*Task data*:

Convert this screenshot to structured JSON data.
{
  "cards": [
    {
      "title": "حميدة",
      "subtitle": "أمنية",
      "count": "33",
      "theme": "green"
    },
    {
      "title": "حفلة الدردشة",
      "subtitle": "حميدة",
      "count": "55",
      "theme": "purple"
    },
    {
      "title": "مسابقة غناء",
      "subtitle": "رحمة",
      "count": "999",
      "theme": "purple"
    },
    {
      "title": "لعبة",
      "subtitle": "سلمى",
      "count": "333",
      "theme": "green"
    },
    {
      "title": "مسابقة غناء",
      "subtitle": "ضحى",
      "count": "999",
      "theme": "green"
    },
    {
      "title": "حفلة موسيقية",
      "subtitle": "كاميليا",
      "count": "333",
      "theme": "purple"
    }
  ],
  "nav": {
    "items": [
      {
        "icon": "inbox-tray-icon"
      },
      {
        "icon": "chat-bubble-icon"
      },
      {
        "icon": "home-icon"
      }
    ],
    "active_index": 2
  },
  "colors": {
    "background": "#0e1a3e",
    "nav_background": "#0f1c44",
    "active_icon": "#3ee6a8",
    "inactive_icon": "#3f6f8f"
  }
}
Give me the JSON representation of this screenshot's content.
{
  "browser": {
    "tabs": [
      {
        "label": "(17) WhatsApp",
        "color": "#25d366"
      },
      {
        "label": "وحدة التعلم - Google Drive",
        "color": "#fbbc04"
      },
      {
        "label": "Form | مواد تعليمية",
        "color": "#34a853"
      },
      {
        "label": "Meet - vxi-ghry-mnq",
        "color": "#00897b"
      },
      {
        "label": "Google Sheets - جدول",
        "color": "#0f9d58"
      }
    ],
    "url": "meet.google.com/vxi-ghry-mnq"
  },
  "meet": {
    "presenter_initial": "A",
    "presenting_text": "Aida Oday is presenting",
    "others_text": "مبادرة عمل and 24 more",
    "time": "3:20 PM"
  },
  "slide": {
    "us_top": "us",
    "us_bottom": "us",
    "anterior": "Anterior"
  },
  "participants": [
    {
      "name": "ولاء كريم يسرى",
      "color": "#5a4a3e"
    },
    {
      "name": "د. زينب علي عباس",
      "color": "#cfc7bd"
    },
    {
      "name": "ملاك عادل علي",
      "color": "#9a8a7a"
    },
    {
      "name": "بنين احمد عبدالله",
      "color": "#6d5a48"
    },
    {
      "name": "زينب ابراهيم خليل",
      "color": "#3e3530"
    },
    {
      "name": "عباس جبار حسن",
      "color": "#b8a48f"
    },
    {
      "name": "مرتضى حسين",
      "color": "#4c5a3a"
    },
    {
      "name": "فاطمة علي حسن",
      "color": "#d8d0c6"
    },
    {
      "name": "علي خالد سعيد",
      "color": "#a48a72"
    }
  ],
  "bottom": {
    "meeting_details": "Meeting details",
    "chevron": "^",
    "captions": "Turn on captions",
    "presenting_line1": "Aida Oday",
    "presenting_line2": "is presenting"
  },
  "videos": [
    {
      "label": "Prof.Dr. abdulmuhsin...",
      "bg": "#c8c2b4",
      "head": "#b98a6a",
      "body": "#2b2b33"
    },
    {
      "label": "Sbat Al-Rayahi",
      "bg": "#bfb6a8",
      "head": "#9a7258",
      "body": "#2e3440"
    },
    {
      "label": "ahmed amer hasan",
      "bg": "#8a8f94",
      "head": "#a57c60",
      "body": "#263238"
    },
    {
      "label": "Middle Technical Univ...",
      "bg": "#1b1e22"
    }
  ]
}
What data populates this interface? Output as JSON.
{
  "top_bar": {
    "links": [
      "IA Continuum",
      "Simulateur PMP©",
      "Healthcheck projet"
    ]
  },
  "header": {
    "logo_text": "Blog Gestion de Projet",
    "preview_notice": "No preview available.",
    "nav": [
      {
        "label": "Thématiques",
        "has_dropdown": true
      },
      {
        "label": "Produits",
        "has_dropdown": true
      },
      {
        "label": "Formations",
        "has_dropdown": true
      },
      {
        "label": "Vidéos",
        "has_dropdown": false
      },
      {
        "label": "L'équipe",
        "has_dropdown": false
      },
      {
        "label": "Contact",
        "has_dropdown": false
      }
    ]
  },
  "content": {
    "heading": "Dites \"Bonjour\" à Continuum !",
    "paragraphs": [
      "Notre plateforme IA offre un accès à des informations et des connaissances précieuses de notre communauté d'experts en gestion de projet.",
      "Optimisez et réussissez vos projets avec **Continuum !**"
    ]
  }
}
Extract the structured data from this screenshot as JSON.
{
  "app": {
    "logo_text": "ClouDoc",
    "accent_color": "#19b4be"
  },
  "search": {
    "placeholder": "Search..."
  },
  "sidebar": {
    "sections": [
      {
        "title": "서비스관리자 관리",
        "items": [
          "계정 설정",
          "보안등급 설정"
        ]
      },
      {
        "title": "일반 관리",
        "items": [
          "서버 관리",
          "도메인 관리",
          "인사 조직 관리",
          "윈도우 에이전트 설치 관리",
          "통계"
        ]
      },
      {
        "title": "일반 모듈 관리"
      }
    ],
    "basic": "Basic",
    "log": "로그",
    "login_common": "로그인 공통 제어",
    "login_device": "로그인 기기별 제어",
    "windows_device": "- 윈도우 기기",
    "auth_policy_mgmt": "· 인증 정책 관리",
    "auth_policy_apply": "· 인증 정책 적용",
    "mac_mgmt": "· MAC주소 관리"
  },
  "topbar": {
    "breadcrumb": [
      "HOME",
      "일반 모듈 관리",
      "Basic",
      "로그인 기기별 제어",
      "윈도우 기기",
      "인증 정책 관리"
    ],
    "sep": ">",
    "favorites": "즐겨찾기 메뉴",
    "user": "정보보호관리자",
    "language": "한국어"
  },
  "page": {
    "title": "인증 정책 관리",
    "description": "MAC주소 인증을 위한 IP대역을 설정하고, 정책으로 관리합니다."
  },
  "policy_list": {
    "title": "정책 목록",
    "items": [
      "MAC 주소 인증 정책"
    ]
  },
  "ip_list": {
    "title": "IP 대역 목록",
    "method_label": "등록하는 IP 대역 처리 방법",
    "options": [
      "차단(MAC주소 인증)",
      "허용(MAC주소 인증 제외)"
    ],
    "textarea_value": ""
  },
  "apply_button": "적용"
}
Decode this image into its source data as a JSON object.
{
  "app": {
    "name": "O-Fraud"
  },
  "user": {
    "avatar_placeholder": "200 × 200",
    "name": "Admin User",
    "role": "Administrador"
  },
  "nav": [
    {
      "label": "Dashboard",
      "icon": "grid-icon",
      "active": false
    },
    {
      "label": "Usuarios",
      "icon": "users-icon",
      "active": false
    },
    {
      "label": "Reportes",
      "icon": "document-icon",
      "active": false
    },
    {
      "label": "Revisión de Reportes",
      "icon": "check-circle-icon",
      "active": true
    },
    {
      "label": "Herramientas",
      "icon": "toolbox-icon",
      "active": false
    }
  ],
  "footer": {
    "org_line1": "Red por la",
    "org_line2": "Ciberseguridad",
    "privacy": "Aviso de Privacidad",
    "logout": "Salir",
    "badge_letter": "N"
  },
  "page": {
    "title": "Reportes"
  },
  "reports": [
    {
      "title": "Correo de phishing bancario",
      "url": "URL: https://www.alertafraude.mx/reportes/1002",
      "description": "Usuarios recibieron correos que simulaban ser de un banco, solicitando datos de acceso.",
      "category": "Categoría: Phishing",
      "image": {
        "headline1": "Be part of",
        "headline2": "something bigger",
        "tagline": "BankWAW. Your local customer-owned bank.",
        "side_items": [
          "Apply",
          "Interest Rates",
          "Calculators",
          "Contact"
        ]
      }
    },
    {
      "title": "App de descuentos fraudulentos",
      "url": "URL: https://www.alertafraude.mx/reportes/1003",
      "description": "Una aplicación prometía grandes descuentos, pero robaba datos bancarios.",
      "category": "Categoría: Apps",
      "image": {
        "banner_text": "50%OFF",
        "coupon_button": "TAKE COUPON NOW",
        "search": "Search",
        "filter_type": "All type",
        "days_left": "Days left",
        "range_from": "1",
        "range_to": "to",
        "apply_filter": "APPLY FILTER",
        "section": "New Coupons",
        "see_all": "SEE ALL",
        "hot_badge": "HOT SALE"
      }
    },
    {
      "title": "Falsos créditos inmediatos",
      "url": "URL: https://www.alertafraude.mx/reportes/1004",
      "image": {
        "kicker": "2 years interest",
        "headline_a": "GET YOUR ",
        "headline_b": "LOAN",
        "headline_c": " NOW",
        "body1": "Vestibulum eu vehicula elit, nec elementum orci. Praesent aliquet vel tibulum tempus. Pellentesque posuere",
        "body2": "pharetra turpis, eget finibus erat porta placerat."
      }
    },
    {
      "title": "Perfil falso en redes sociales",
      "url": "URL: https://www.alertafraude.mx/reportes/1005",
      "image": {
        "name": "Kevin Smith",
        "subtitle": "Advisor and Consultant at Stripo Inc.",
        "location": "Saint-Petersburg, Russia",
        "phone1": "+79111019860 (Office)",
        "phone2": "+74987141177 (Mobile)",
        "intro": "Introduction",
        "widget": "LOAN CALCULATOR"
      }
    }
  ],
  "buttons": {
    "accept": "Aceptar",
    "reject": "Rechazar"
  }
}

*To be done*:
From the listing above, copy out each line where the word "alertafraude" appears.

*Result for this task*:
      "url": "URL: https://www.alertafraude.mx/reportes/1002",
      "url": "URL: https://www.alertafraude.mx/reportes/1003",
      "url": "URL: https://www.alertafraude.mx/reportes/1004",
      "url": "URL: https://www.alertafraude.mx/reportes/1005",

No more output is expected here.